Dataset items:
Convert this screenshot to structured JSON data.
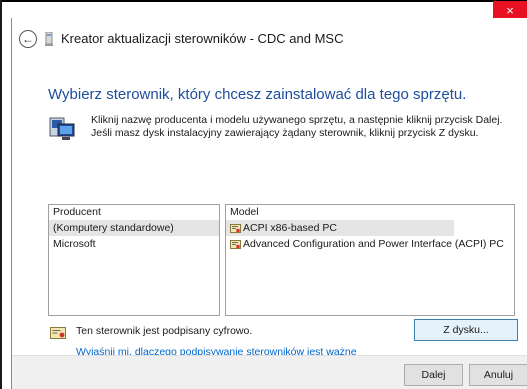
{
  "window": {
    "title": "Kreator aktualizacji sterowników - CDC and MSC",
    "close_label": "×",
    "back_label": "←"
  },
  "main": {
    "heading": "Wybierz sterownik, który chcesz zainstalować dla tego sprzętu.",
    "instruction": "Kliknij nazwę producenta i modelu używanego sprzętu, a następnie kliknij przycisk Dalej. Jeśli masz dysk instalacyjny zawierający żądany sterownik, kliknij przycisk Z dysku."
  },
  "producer_list": {
    "header": "Producent",
    "items": [
      {
        "label": "(Komputery standardowe)",
        "selected": true
      },
      {
        "label": "Microsoft",
        "selected": false
      }
    ]
  },
  "model_list": {
    "header": "Model",
    "items": [
      {
        "label": "ACPI x86-based PC",
        "selected": true
      },
      {
        "label": "Advanced Configuration and Power Interface (ACPI) PC",
        "selected": false
      }
    ]
  },
  "signature": {
    "text": "Ten sterownik jest podpisany cyfrowo.",
    "link": "Wyjaśnij mi, dlaczego podpisywanie sterowników jest ważne"
  },
  "buttons": {
    "have_disk": "Z dysku...",
    "next": "Dalej",
    "cancel": "Anuluj"
  },
  "colors": {
    "heading": "#1f4e9b",
    "link": "#0066cc",
    "close": "#e81123"
  }
}
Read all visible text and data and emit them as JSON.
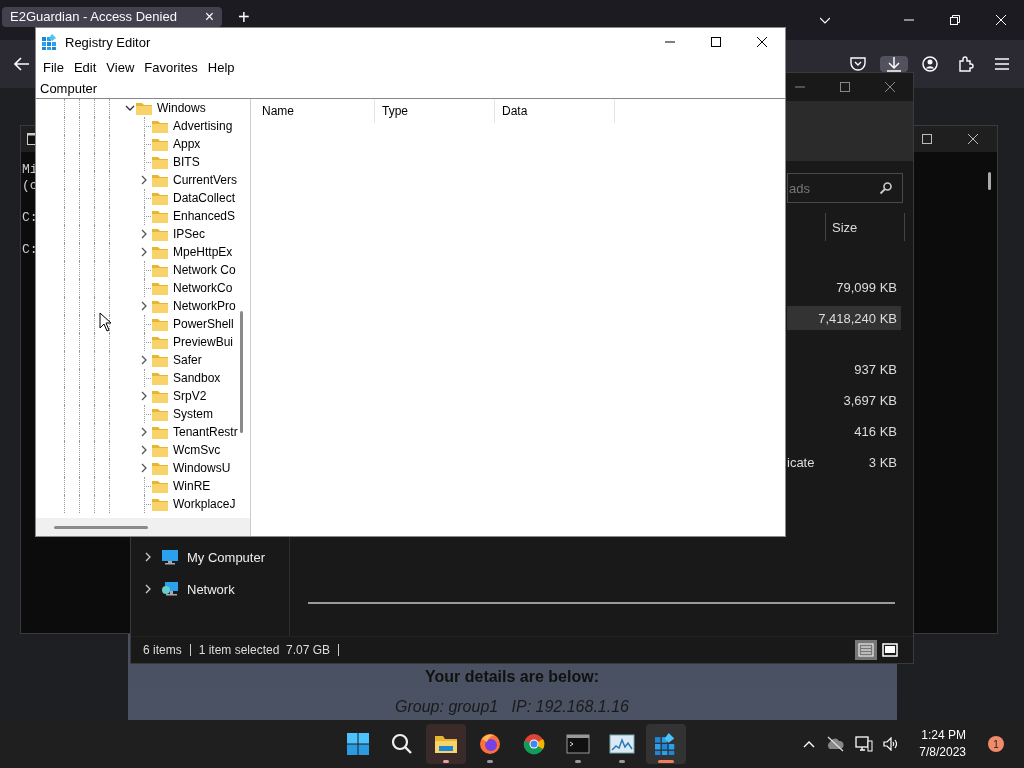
{
  "browser": {
    "tab": {
      "title": "E2Guardian - Access Denied",
      "close": "×"
    },
    "new_tab": "+",
    "page": {
      "heading": "Your details are below:",
      "details": "Group: group1   IP: 192.168.1.16"
    }
  },
  "console": {
    "blocks": [
      [
        "Mi",
        "(c"
      ],
      [
        "C:"
      ],
      [
        "C:"
      ]
    ]
  },
  "explorer": {
    "search": {
      "placeholder": "ads"
    },
    "columns": [
      "Size"
    ],
    "groups": [
      {
        "rows": [
          {
            "size": "79,099 KB",
            "selected": false
          },
          {
            "size": "7,418,240 KB",
            "selected": true
          }
        ]
      },
      {
        "rows": [
          {
            "size": "937 KB",
            "selected": false
          },
          {
            "size": "3,697 KB",
            "selected": false
          },
          {
            "size": "416 KB",
            "selected": false
          },
          {
            "name": "icate",
            "size": "3 KB",
            "selected": false
          }
        ]
      }
    ],
    "nav": [
      {
        "label": "My Computer",
        "kind": "computer"
      },
      {
        "label": "Network",
        "kind": "network"
      }
    ],
    "status": {
      "items": "6 items",
      "selection": "1 item selected  7.07 GB"
    },
    "views": [
      {
        "kind": "details",
        "selected": true
      },
      {
        "kind": "tiles",
        "selected": false
      }
    ]
  },
  "registry": {
    "title": "Registry Editor",
    "menu": [
      "File",
      "Edit",
      "View",
      "Favorites",
      "Help"
    ],
    "address": "Computer",
    "tree": {
      "label": "Windows",
      "expanded": true,
      "children": [
        {
          "label": "Advertising",
          "expandable": false
        },
        {
          "label": "Appx",
          "expandable": false
        },
        {
          "label": "BITS",
          "expandable": false
        },
        {
          "label": "CurrentVers",
          "expandable": true
        },
        {
          "label": "DataCollect",
          "expandable": false
        },
        {
          "label": "EnhancedS",
          "expandable": false
        },
        {
          "label": "IPSec",
          "expandable": true
        },
        {
          "label": "MpeHttpEx",
          "expandable": true
        },
        {
          "label": "Network Co",
          "expandable": false
        },
        {
          "label": "NetworkCo",
          "expandable": false
        },
        {
          "label": "NetworkPro",
          "expandable": true
        },
        {
          "label": "PowerShell",
          "expandable": false
        },
        {
          "label": "PreviewBui",
          "expandable": false
        },
        {
          "label": "Safer",
          "expandable": true
        },
        {
          "label": "Sandbox",
          "expandable": false
        },
        {
          "label": "SrpV2",
          "expandable": true
        },
        {
          "label": "System",
          "expandable": false
        },
        {
          "label": "TenantRestr",
          "expandable": true
        },
        {
          "label": "WcmSvc",
          "expandable": true
        },
        {
          "label": "WindowsU",
          "expandable": true
        },
        {
          "label": "WinRE",
          "expandable": false
        },
        {
          "label": "WorkplaceJ",
          "expandable": false
        }
      ]
    },
    "columns": [
      "Name",
      "Type",
      "Data"
    ]
  },
  "taskbar": {
    "apps": [
      {
        "kind": "explorer",
        "running": true,
        "active": false,
        "hovered": true
      },
      {
        "kind": "firefox",
        "running": true,
        "active": false,
        "hovered": false
      },
      {
        "kind": "chrome",
        "running": false,
        "active": false,
        "hovered": false
      },
      {
        "kind": "terminal",
        "running": true,
        "active": false,
        "hovered": false
      },
      {
        "kind": "monitor",
        "running": true,
        "active": false,
        "hovered": false
      },
      {
        "kind": "regedit",
        "running": true,
        "active": true,
        "hovered": false
      }
    ],
    "time": "1:24 PM",
    "date": "7/8/2023",
    "notifications": "1"
  }
}
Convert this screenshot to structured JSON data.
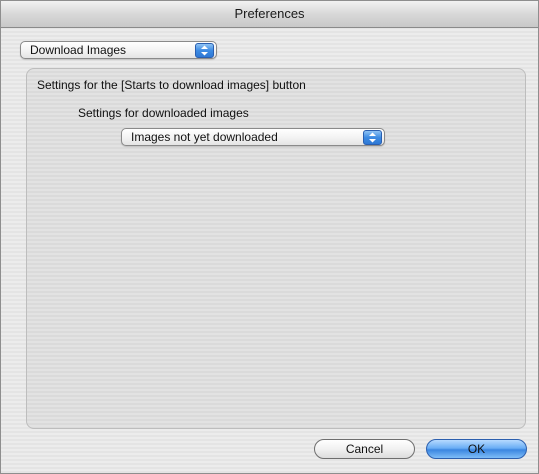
{
  "window": {
    "title": "Preferences"
  },
  "category_popup": {
    "selected": "Download Images",
    "icon": "popup-arrows-icon"
  },
  "settings_button_label": "Settings for the [Starts to download images] button",
  "settings_images_label": "Settings for downloaded images",
  "images_popup": {
    "selected": "Images not yet downloaded",
    "icon": "popup-arrows-icon"
  },
  "buttons": {
    "cancel": "Cancel",
    "ok": "OK"
  },
  "colors": {
    "accent": "#3b86e0"
  }
}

REQUIRED WORK: Output the data above without changes, apart from leaving out the pictures.

EXERCISE ANSWER:
Convert this screenshot to structured JSON data.
{
  "window": {
    "title": "Kreator aktualizacji sterowników - CDC and MSC",
    "close_label": "×",
    "back_label": "←"
  },
  "main": {
    "heading": "Wybierz sterownik, który chcesz zainstalować dla tego sprzętu.",
    "instruction": "Kliknij nazwę producenta i modelu używanego sprzętu, a następnie kliknij przycisk Dalej. Jeśli masz dysk instalacyjny zawierający żądany sterownik, kliknij przycisk Z dysku."
  },
  "producer_list": {
    "header": "Producent",
    "items": [
      {
        "label": "(Komputery standardowe)",
        "selected": true
      },
      {
        "label": "Microsoft",
        "selected": false
      }
    ]
  },
  "model_list": {
    "header": "Model",
    "items": [
      {
        "label": "ACPI x86-based PC",
        "selected": true
      },
      {
        "label": "Advanced Configuration and Power Interface (ACPI) PC",
        "selected": false
      }
    ]
  },
  "signature": {
    "text": "Ten sterownik jest podpisany cyfrowo.",
    "link": "Wyjaśnij mi, dlaczego podpisywanie sterowników jest ważne"
  },
  "buttons": {
    "have_disk": "Z dysku...",
    "next": "Dalej",
    "cancel": "Anuluj"
  },
  "colors": {
    "heading": "#1f4e9b",
    "link": "#0066cc",
    "close": "#e81123"
  }
}
Read all visible text and data and emit them as JSON.
{
  "browser": {
    "tab": {
      "title": "E2Guardian - Access Denied",
      "close": "×"
    },
    "new_tab": "+",
    "page": {
      "heading": "Your details are below:",
      "details": "Group: group1   IP: 192.168.1.16"
    }
  },
  "console": {
    "blocks": [
      [
        "Mi",
        "(c"
      ],
      [
        "C:"
      ],
      [
        "C:"
      ]
    ]
  },
  "explorer": {
    "search": {
      "placeholder": "ads"
    },
    "columns": [
      "Size"
    ],
    "groups": [
      {
        "rows": [
          {
            "size": "79,099 KB",
            "selected": false
          },
          {
            "size": "7,418,240 KB",
            "selected": true
          }
        ]
      },
      {
        "rows": [
          {
            "size": "937 KB",
            "selected": false
          },
          {
            "size": "3,697 KB",
            "selected": false
          },
          {
            "size": "416 KB",
            "selected": false
          },
          {
            "name": "icate",
            "size": "3 KB",
            "selected": false
          }
        ]
      }
    ],
    "nav": [
      {
        "label": "My Computer",
        "kind": "computer"
      },
      {
        "label": "Network",
        "kind": "network"
      }
    ],
    "status": {
      "items": "6 items",
      "selection": "1 item selected  7.07 GB"
    },
    "views": [
      {
        "kind": "details",
        "selected": true
      },
      {
        "kind": "tiles",
        "selected": false
      }
    ]
  },
  "registry": {
    "title": "Registry Editor",
    "menu": [
      "File",
      "Edit",
      "View",
      "Favorites",
      "Help"
    ],
    "address": "Computer",
    "tree": {
      "label": "Windows",
      "expanded": true,
      "children": [
        {
          "label": "Advertising",
          "expandable": false
        },
        {
          "label": "Appx",
          "expandable": false
        },
        {
          "label": "BITS",
          "expandable": false
        },
        {
          "label": "CurrentVers",
          "expandable": true
        },
        {
          "label": "DataCollect",
          "expandable": false
        },
        {
          "label": "EnhancedS",
          "expandable": false
        },
        {
          "label": "IPSec",
          "expandable": true
        },
        {
          "label": "MpeHttpEx",
          "expandable": true
        },
        {
          "label": "Network Co",
          "expandable": false
        },
        {
          "label": "NetworkCo",
          "expandable": false
        },
        {
          "label": "NetworkPro",
          "expandable": true
        },
        {
          "label": "PowerShell",
          "expandable": false
        },
        {
          "label": "PreviewBui",
          "expandable": false
        },
        {
          "label": "Safer",
          "expandable": true
        },
        {
          "label": "Sandbox",
          "expandable": false
        },
        {
          "label": "SrpV2",
          "expandable": true
        },
        {
          "label": "System",
          "expandable": false
        },
        {
          "label": "TenantRestr",
          "expandable": true
        },
        {
          "label": "WcmSvc",
          "expandable": true
        },
        {
          "label": "WindowsU",
          "expandable": true
        },
        {
          "label": "WinRE",
          "expandable": false
        },
        {
          "label": "WorkplaceJ",
          "expandable": false
        }
      ]
    },
    "columns": [
      "Name",
      "Type",
      "Data"
    ]
  },
  "taskbar": {
    "apps": [
      {
        "kind": "explorer",
        "running": true,
        "active": false,
        "hovered": true
      },
      {
        "kind": "firefox",
        "running": true,
        "active": false,
        "hovered": false
      },
      {
        "kind": "chrome",
        "running": false,
        "active": false,
        "hovered": false
      },
      {
        "kind": "terminal",
        "running": true,
        "active": false,
        "hovered": false
      },
      {
        "kind": "monitor",
        "running": true,
        "active": false,
        "hovered": false
      },
      {
        "kind": "regedit",
        "running": true,
        "active": true,
        "hovered": false
      }
    ],
    "time": "1:24 PM",
    "date": "7/8/2023",
    "notifications": "1"
  }
}
Convert this screenshot to structured JSON data.
{
  "window": {
    "title": "Preferences"
  },
  "category_popup": {
    "selected": "Download Images",
    "icon": "popup-arrows-icon"
  },
  "settings_button_label": "Settings for the [Starts to download images] button",
  "settings_images_label": "Settings for downloaded images",
  "images_popup": {
    "selected": "Images not yet downloaded",
    "icon": "popup-arrows-icon"
  },
  "buttons": {
    "cancel": "Cancel",
    "ok": "OK"
  },
  "colors": {
    "accent": "#3b86e0"
  }
}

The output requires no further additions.